Stored entries
────────────────────
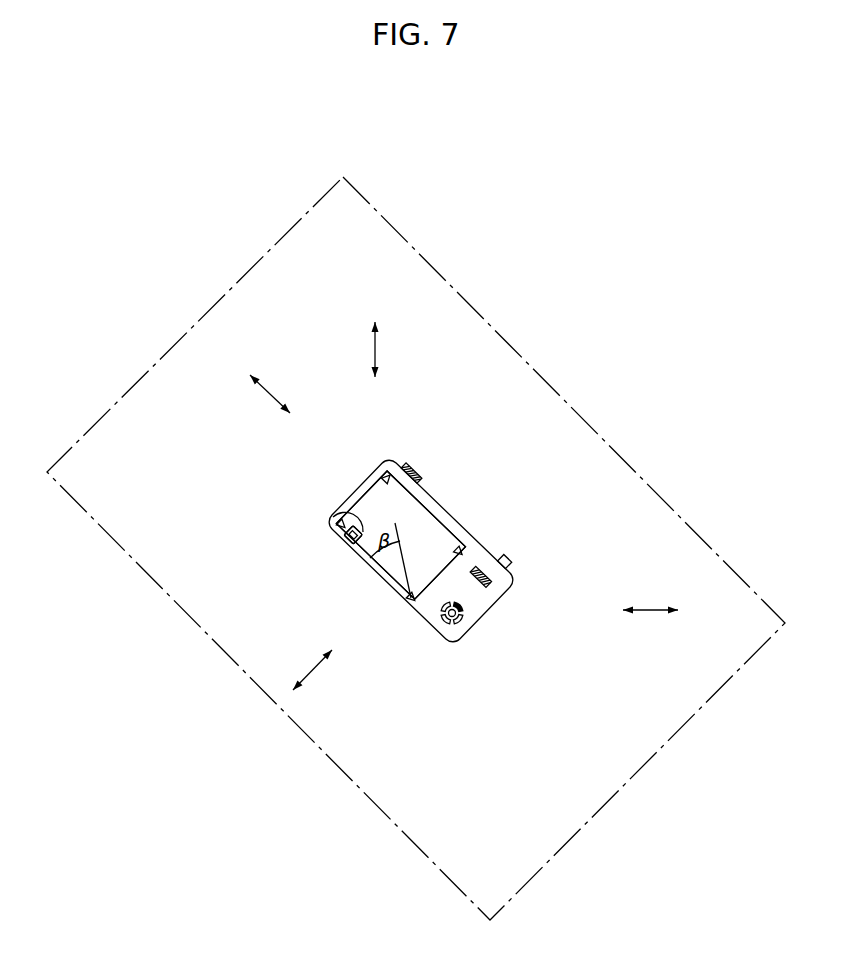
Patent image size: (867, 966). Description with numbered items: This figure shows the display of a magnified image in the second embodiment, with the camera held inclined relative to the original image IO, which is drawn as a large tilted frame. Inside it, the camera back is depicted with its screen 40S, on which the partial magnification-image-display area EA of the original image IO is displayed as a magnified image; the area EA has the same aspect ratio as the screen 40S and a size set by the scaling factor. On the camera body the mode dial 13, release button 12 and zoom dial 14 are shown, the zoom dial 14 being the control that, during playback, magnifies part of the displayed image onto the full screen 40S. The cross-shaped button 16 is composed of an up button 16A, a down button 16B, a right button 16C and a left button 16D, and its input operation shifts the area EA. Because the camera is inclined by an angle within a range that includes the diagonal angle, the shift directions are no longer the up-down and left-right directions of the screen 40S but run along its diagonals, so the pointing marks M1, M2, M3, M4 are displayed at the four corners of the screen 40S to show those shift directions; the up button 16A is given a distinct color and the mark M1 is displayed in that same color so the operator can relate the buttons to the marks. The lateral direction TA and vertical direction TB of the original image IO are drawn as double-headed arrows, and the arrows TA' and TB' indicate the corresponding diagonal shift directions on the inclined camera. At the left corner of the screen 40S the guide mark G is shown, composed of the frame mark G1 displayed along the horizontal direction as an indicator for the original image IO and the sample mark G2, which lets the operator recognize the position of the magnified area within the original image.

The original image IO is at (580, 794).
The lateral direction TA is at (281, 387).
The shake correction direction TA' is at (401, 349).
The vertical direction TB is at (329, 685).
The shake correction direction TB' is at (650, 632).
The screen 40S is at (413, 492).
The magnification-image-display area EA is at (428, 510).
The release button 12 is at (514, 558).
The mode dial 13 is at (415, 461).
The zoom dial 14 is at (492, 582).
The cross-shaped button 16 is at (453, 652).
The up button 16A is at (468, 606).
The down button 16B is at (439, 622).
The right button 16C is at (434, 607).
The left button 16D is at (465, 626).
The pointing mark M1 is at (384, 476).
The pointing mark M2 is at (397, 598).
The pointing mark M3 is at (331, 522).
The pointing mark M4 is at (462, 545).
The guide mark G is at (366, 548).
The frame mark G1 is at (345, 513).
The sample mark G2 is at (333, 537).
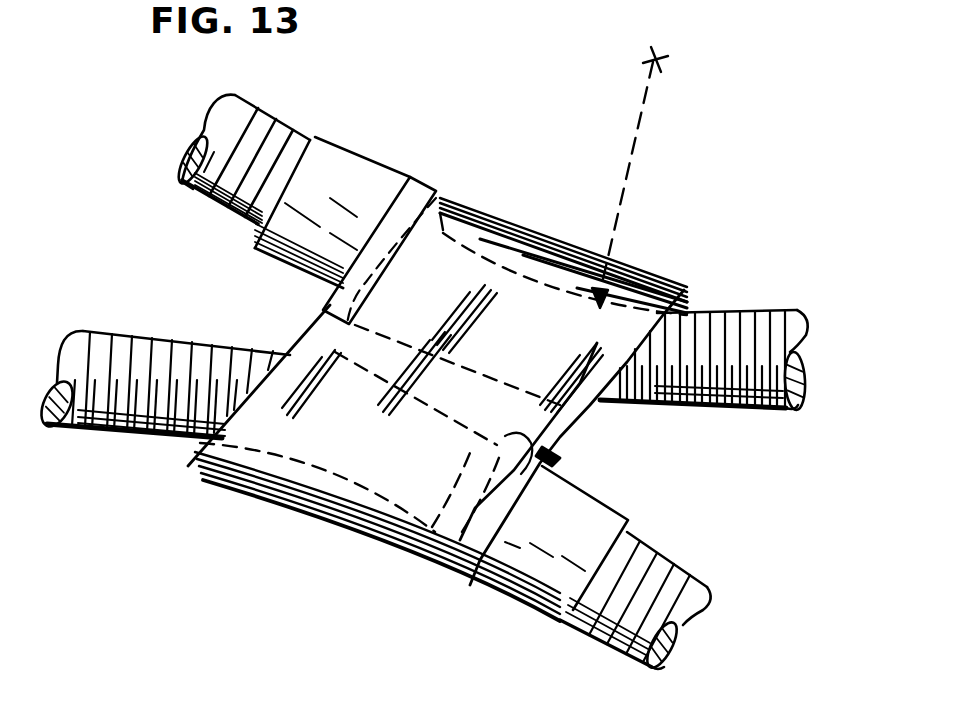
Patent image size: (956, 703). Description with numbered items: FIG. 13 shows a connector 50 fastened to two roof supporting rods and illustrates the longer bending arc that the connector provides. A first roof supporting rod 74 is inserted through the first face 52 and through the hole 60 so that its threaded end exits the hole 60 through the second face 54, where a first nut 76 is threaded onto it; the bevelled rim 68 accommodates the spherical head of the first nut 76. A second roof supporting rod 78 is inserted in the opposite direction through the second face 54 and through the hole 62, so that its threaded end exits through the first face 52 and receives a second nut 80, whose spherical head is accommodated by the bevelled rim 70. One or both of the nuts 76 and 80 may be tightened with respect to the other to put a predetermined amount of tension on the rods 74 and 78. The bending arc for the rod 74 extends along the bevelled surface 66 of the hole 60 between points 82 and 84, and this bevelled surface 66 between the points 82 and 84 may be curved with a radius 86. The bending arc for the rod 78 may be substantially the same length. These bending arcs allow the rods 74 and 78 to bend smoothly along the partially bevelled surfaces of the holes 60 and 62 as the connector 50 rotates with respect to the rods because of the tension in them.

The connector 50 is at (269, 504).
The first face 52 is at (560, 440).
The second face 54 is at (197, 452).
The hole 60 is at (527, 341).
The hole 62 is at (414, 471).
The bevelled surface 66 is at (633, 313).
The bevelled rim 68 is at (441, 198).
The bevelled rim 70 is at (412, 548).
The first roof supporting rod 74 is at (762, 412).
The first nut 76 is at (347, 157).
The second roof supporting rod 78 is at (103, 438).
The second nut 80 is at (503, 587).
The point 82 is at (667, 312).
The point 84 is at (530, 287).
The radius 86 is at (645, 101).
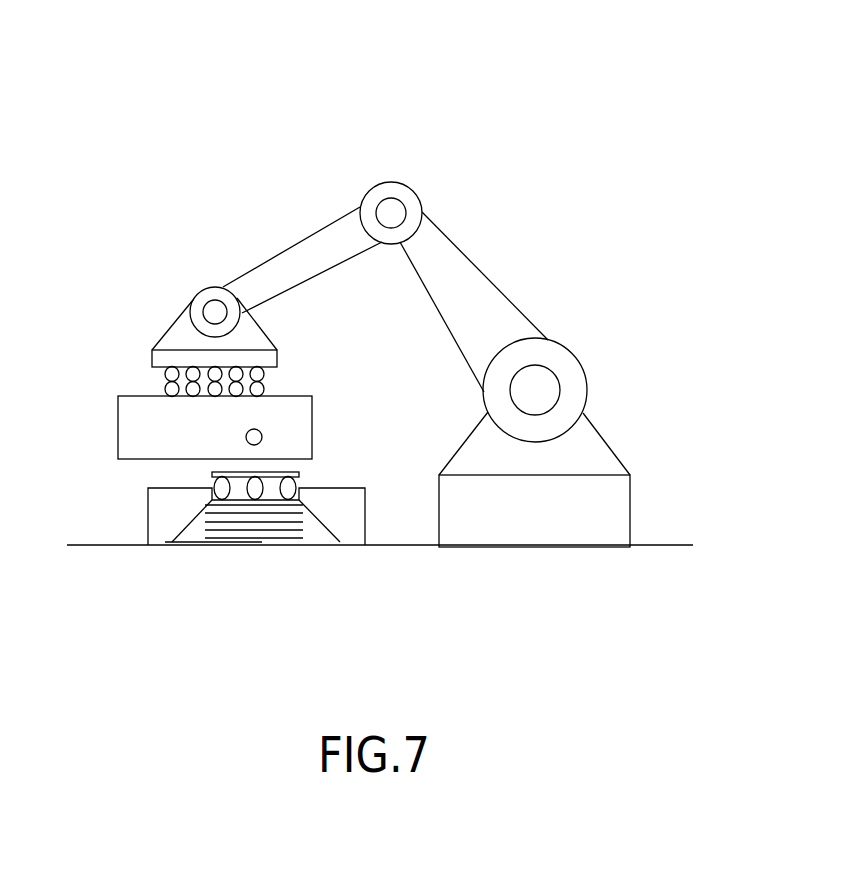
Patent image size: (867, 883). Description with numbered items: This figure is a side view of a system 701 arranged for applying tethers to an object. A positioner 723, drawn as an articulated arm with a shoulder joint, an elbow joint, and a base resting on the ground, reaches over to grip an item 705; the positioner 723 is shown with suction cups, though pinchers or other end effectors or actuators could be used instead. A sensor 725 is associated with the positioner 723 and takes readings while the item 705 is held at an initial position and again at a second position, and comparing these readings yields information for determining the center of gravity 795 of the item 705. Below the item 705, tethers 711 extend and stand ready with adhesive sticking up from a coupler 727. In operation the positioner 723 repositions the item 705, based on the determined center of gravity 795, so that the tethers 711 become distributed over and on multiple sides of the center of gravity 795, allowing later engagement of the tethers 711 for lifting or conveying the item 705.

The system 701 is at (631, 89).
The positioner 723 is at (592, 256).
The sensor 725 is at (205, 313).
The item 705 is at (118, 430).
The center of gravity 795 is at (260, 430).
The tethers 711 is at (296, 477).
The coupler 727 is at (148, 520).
────────────────────
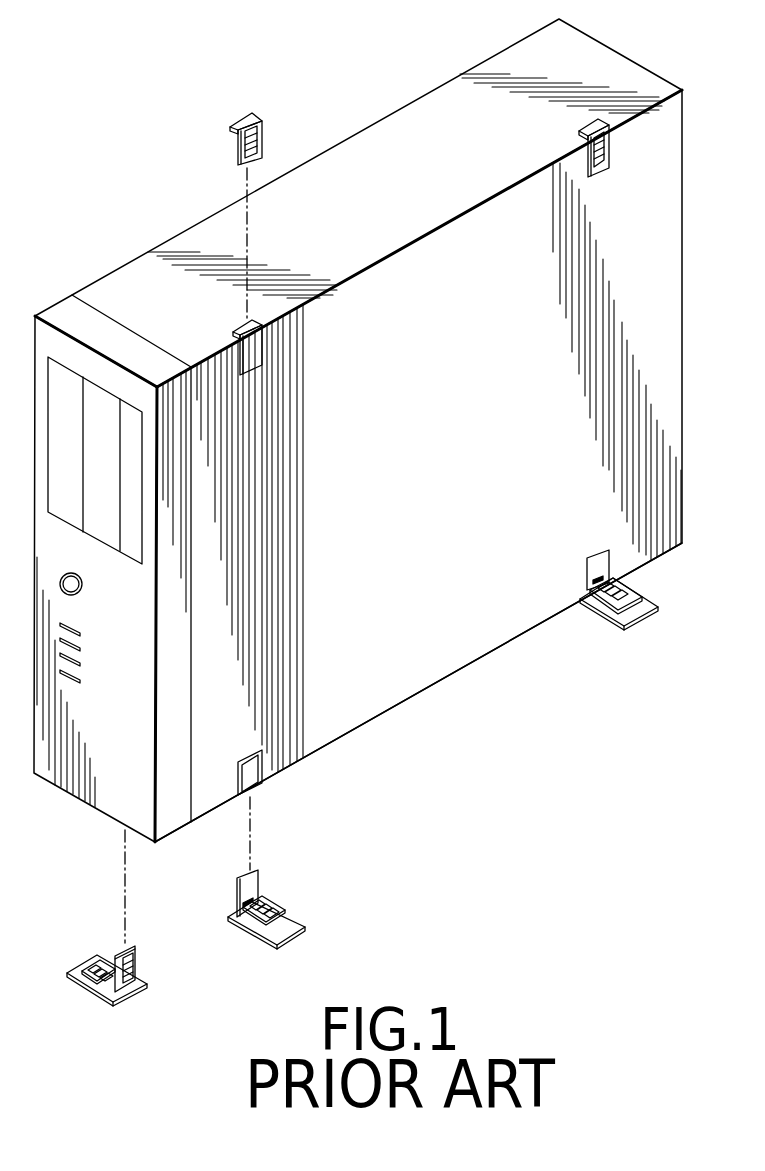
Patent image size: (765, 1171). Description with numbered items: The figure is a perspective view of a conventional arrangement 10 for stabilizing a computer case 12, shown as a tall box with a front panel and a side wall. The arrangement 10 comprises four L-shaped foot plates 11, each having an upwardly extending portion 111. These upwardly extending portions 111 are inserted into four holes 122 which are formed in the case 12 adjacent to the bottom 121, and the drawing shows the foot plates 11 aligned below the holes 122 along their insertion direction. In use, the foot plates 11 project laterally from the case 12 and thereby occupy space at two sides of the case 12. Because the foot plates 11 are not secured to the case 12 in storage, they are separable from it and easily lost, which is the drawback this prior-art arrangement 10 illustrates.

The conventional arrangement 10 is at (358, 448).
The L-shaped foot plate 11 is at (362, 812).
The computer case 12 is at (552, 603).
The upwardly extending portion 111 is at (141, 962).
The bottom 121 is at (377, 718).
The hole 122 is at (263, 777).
────────────────────
**PROBLEM**
Can you repeat word for word the lines from the one containing "Patent image size: (867, 966)." through the one containing "The mode dial 13 is at (415, 461).", with both of those lines included?

**EXERCISE OUTPUT**
Patent image size: (867, 966). Description with numbered items: This figure shows the display of a magnified image in the second embodiment, with the camera held inclined relative to the original image IO, which is drawn as a large tilted frame. Inside it, the camera back is depicted with its screen 40S, on which the partial magnification-image-display area EA of the original image IO is displayed as a magnified image; the area EA has the same aspect ratio as the screen 40S and a size set by the scaling factor. On the camera body the mode dial 13, release button 12 and zoom dial 14 are shown, the zoom dial 14 being the control that, during playback, magnifies part of the displayed image onto the full screen 40S. The cross-shaped button 16 is composed of an up button 16A, a down button 16B, a right button 16C and a left button 16D, and its input operation shifts the area EA. Because the camera is inclined by an angle within a range that includes the diagonal angle, the shift directions are no longer the up-down and left-right directions of the screen 40S but run along its diagonals, so the pointing marks M1, M2, M3, M4 are displayed at the four corners of the screen 40S to show those shift directions; the up button 16A is given a distinct color and the mark M1 is displayed in that same color so the operator can relate the buttons to the marks. The lateral direction TA and vertical direction TB of the original image IO are drawn as double-headed arrows, and the arrows TA' and TB' indicate the corresponding diagonal shift directions on the inclined camera. At the left corner of the screen 40S the guide mark G is shown, composed of the frame mark G1 displayed along the horizontal direction as an indicator for the original image IO and the sample mark G2, which lets the operator recognize the position of the magnified area within the original image.

The original image IO is at (580, 794).
The lateral direction TA is at (281, 387).
The shake correction direction TA' is at (401, 349).
The vertical direction TB is at (329, 685).
The shake correction direction TB' is at (650, 632).
The screen 40S is at (413, 492).
The magnification-image-display area EA is at (428, 510).
The release button 12 is at (514, 558).
The mode dial 13 is at (415, 461).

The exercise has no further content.